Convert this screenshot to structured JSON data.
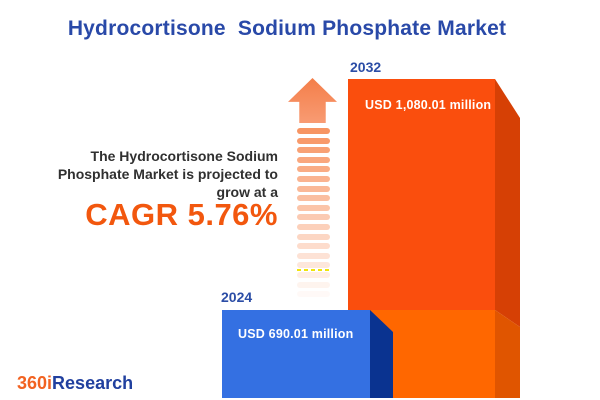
{
  "page": {
    "title": "Hydrocortisone  Sodium Phosphate Market"
  },
  "annotation": {
    "line1": "The Hydrocortisone Sodium",
    "line2": "Phosphate Market is projected to",
    "line3": "grow at a",
    "cagr": "CAGR 5.76%"
  },
  "bars": {
    "y2024": {
      "year": "2024",
      "value_label": "USD 690.01 million"
    },
    "y2032": {
      "year": "2032",
      "value_label": "USD 1,080.01 million"
    }
  },
  "logo": {
    "part1": "360i",
    "part2": "Research"
  },
  "colors": {
    "title_blue": "#2949A8",
    "year_label_blue": "#2B4DA6",
    "annotation_text": "#303030",
    "cagr_orange": "#F2570E",
    "bar_2032_front_upper": "#FA4E0D",
    "bar_2032_front_lower": "#FF6700",
    "bar_2032_side_upper": "#D64005",
    "bar_2032_side_lower": "#E05500",
    "bar_2024_front": "#3470E2",
    "bar_2024_side": "#0A3390",
    "arrow_orange": "#F78F5B",
    "logo_orange": "#F26322",
    "logo_blue": "#21409F"
  },
  "chart_data": {
    "type": "bar",
    "title": "Hydrocortisone Sodium Phosphate Market",
    "categories": [
      "2024",
      "2032"
    ],
    "values": [
      690.01,
      1080.01
    ],
    "unit": "USD million",
    "value_labels": [
      "USD 690.01 million",
      "USD 1,080.01 million"
    ],
    "annotation": "The Hydrocortisone Sodium Phosphate Market is projected to grow at a CAGR 5.76%",
    "cagr_percent": 5.76,
    "bar_colors": [
      "#3470E2",
      "#FA4E0D"
    ],
    "style": "3d-isometric-bars",
    "legend": "none",
    "grid": false,
    "axes_shown": false
  }
}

________

Retype the whole listing exactly and leave the pictures out.

Convert this screenshot to structured JSON data.
{
  "page": {
    "title": "Hydrocortisone  Sodium Phosphate Market"
  },
  "annotation": {
    "line1": "The Hydrocortisone Sodium",
    "line2": "Phosphate Market is projected to",
    "line3": "grow at a",
    "cagr": "CAGR 5.76%"
  },
  "bars": {
    "y2024": {
      "year": "2024",
      "value_label": "USD 690.01 million"
    },
    "y2032": {
      "year": "2032",
      "value_label": "USD 1,080.01 million"
    }
  },
  "logo": {
    "part1": "360i",
    "part2": "Research"
  },
  "colors": {
    "title_blue": "#2949A8",
    "year_label_blue": "#2B4DA6",
    "annotation_text": "#303030",
    "cagr_orange": "#F2570E",
    "bar_2032_front_upper": "#FA4E0D",
    "bar_2032_front_lower": "#FF6700",
    "bar_2032_side_upper": "#D64005",
    "bar_2032_side_lower": "#E05500",
    "bar_2024_front": "#3470E2",
    "bar_2024_side": "#0A3390",
    "arrow_orange": "#F78F5B",
    "logo_orange": "#F26322",
    "logo_blue": "#21409F"
  },
  "chart_data": {
    "type": "bar",
    "title": "Hydrocortisone Sodium Phosphate Market",
    "categories": [
      "2024",
      "2032"
    ],
    "values": [
      690.01,
      1080.01
    ],
    "unit": "USD million",
    "value_labels": [
      "USD 690.01 million",
      "USD 1,080.01 million"
    ],
    "annotation": "The Hydrocortisone Sodium Phosphate Market is projected to grow at a CAGR 5.76%",
    "cagr_percent": 5.76,
    "bar_colors": [
      "#3470E2",
      "#FA4E0D"
    ],
    "style": "3d-isometric-bars",
    "legend": "none",
    "grid": false,
    "axes_shown": false
  }
}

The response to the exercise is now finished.